▶ **TASK REQUIREMENTS**
Pull every line of the entries that has the word "Sprinkler".

Collected data entries:
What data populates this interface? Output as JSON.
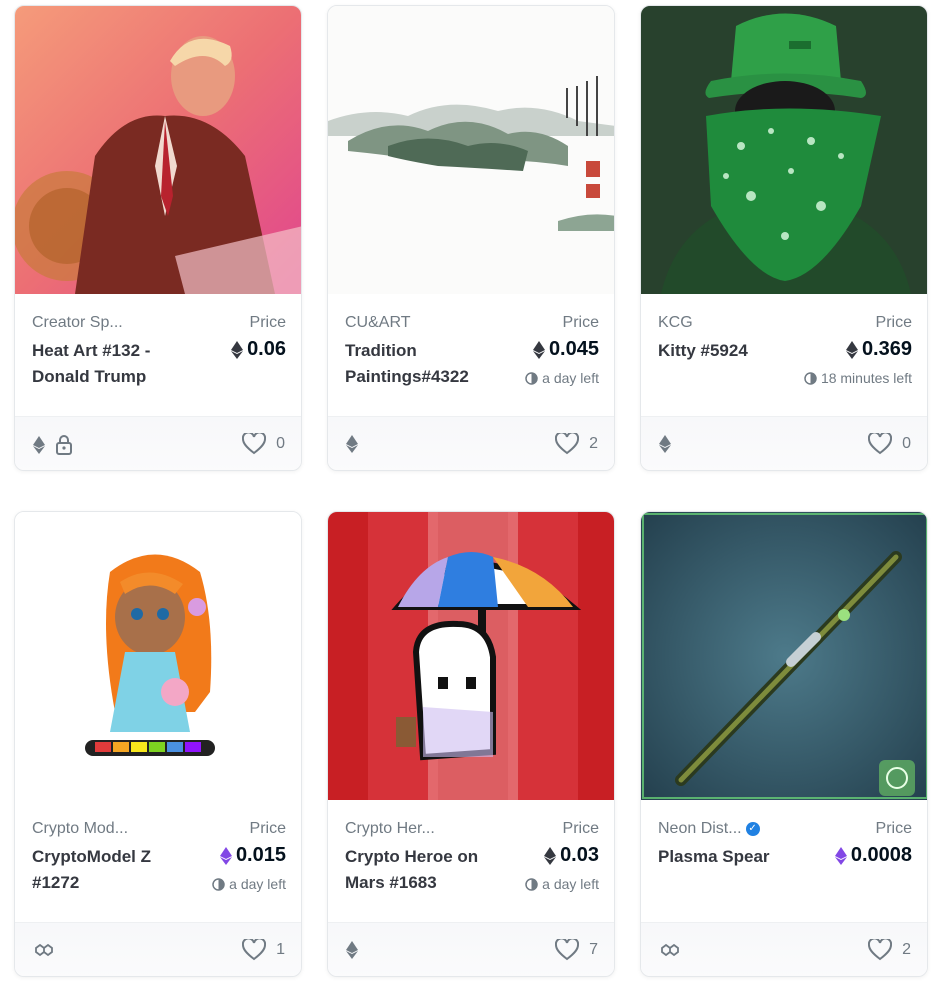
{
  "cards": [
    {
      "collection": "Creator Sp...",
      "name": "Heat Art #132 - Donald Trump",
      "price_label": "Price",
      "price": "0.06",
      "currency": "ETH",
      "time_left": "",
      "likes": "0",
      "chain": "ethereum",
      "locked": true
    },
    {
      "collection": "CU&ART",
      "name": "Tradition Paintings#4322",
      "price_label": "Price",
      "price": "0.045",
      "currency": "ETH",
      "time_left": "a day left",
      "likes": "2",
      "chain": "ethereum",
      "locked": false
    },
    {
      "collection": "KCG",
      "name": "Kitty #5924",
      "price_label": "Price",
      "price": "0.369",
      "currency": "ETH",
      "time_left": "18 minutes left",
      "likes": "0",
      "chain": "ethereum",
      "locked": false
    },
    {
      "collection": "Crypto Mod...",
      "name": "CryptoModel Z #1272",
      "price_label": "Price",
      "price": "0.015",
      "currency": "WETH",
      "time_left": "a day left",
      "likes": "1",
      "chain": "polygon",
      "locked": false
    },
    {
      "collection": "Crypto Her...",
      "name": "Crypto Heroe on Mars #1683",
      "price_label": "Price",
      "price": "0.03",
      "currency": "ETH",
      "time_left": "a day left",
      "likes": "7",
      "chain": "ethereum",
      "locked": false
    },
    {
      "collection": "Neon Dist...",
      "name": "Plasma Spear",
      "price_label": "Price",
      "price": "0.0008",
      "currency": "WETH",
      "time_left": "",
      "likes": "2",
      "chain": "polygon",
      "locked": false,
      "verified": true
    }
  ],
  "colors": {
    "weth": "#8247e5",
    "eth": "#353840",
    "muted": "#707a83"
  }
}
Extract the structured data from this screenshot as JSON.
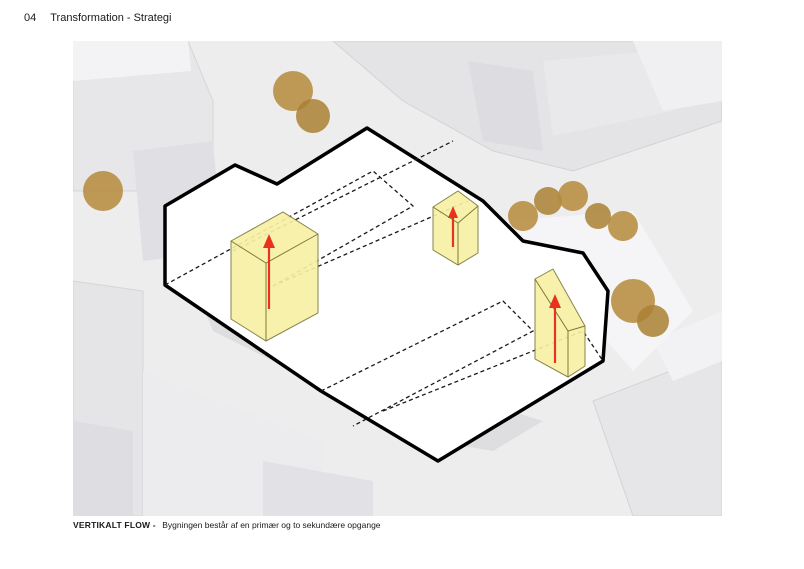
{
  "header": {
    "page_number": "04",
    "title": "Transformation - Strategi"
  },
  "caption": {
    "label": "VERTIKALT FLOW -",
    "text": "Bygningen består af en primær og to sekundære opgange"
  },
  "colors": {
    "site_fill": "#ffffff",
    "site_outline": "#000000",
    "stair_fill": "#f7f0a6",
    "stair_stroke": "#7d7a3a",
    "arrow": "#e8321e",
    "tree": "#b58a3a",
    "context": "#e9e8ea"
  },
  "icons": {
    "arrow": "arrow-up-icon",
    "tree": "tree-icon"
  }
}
--
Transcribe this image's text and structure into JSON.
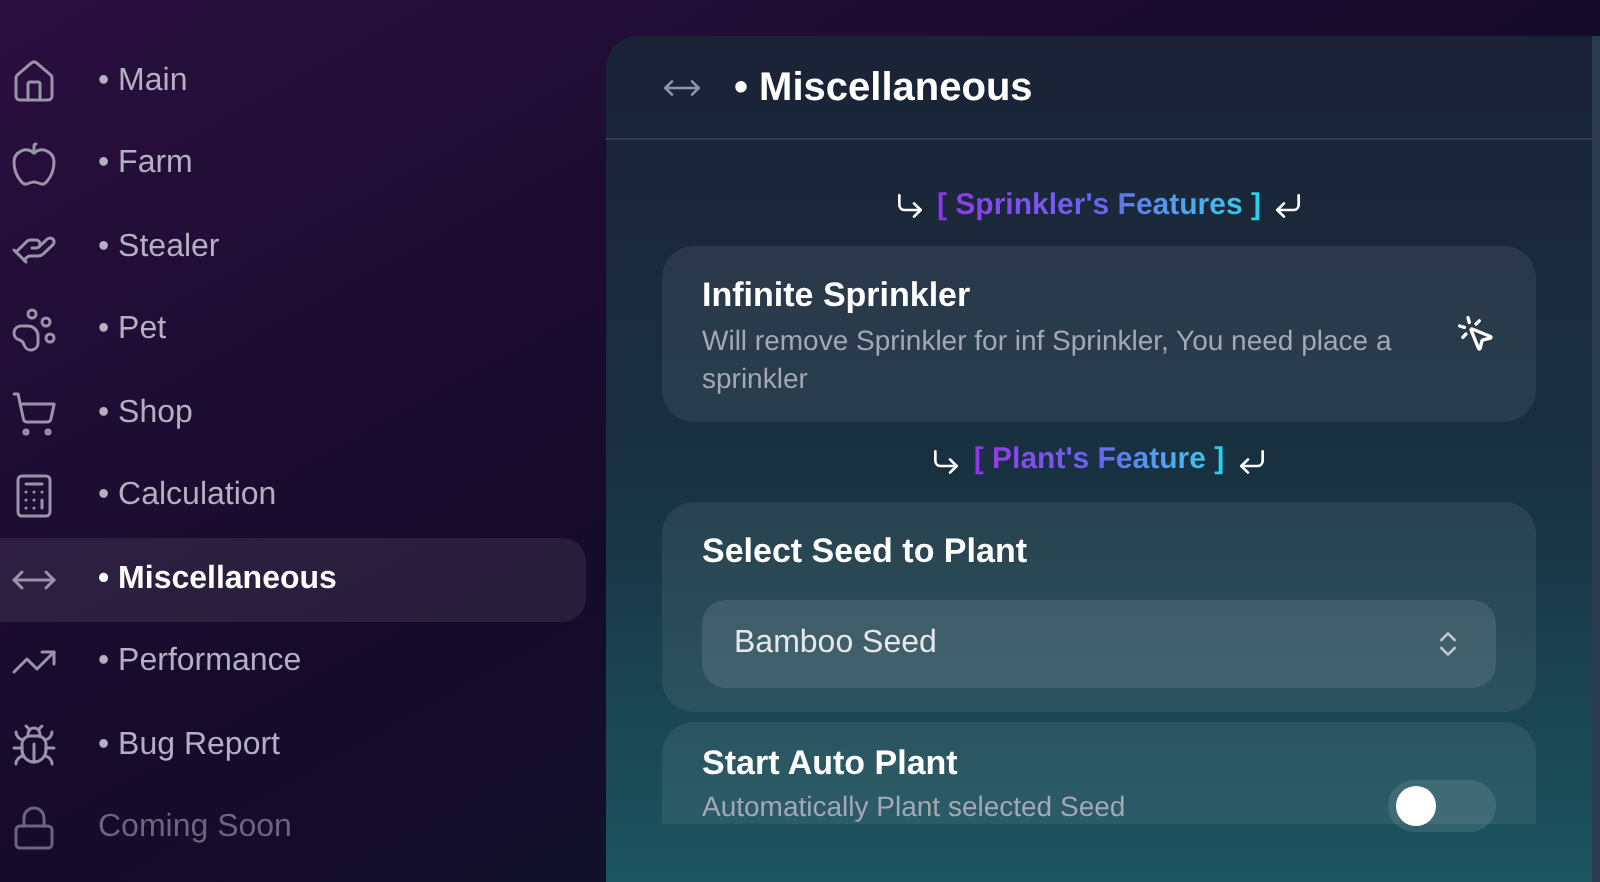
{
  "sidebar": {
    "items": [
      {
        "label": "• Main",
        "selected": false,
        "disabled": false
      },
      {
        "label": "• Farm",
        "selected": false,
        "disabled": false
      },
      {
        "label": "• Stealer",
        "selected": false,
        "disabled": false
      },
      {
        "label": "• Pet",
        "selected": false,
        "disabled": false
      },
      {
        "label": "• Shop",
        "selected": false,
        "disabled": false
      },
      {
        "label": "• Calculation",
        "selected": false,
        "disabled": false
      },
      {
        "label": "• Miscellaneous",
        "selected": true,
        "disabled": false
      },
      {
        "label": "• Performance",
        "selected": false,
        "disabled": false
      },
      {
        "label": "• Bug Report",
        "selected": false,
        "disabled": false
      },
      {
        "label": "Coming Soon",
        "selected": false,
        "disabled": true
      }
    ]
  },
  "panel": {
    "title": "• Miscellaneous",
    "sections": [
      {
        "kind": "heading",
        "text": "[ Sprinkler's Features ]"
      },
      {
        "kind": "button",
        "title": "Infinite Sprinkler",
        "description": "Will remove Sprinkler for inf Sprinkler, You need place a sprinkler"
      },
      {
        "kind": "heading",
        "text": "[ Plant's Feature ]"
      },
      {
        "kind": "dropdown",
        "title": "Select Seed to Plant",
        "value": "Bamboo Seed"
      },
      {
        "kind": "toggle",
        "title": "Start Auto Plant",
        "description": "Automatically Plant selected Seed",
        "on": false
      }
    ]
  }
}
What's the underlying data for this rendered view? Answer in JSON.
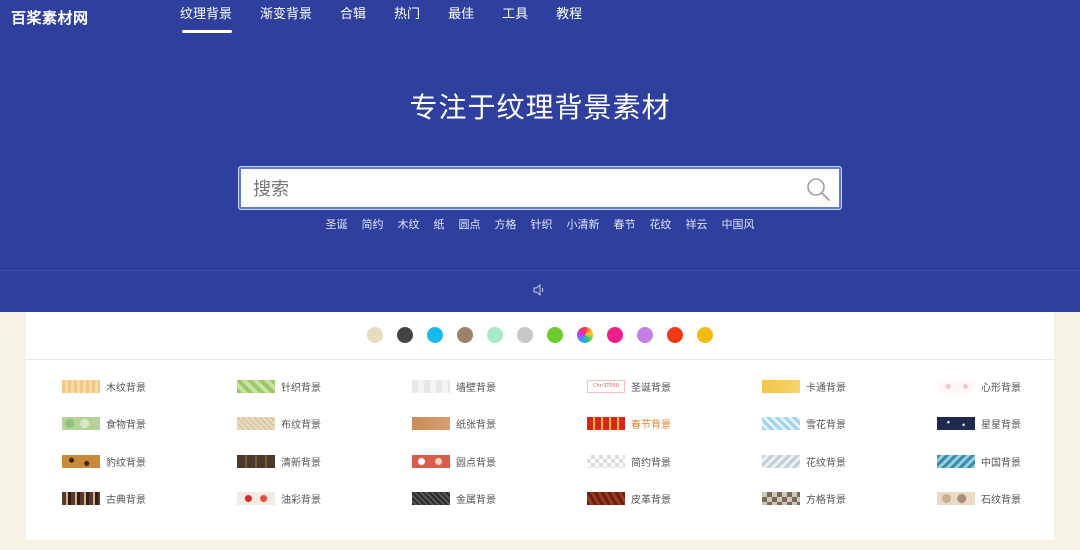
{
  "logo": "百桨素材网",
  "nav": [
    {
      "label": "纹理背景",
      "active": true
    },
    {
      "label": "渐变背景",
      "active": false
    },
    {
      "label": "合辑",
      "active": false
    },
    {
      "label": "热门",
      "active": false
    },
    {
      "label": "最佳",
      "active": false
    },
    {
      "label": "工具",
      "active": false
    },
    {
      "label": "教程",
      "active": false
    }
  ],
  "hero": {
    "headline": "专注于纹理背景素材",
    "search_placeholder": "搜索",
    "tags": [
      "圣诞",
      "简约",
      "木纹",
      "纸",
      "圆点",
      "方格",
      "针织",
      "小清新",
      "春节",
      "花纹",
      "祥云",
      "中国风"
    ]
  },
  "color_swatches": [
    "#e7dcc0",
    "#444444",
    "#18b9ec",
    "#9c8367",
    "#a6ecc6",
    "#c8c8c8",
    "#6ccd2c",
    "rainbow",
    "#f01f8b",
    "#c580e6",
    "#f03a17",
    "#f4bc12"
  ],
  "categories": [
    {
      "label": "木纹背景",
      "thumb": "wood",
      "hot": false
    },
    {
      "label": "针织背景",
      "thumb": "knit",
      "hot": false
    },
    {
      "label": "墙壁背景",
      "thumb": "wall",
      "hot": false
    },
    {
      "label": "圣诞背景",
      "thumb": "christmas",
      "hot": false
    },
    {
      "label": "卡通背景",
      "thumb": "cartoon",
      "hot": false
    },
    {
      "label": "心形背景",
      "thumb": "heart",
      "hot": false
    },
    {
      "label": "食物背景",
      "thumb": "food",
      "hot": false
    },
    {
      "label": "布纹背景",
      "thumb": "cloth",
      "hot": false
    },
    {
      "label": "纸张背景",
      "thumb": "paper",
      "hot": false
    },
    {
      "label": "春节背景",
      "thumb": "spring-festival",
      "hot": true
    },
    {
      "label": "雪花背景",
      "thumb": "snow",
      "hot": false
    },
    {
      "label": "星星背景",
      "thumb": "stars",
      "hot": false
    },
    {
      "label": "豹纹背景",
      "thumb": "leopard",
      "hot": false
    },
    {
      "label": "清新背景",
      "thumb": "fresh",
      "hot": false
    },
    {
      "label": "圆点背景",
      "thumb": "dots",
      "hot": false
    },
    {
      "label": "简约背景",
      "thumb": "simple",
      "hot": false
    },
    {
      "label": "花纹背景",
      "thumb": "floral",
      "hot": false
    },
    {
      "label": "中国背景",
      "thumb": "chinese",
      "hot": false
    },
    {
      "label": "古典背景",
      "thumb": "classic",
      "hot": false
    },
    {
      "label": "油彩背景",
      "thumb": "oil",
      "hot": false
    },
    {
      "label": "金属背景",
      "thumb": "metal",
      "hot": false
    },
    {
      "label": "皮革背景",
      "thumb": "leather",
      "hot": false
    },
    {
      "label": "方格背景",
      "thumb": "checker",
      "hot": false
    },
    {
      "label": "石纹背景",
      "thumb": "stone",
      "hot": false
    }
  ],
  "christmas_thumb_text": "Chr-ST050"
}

▶ **ANSWER**
        "text": "[ Sprinkler's Features ]"
        "title": "Infinite Sprinkler",
        "description": "Will remove Sprinkler for inf Sprinkler, You need place a sprinkler"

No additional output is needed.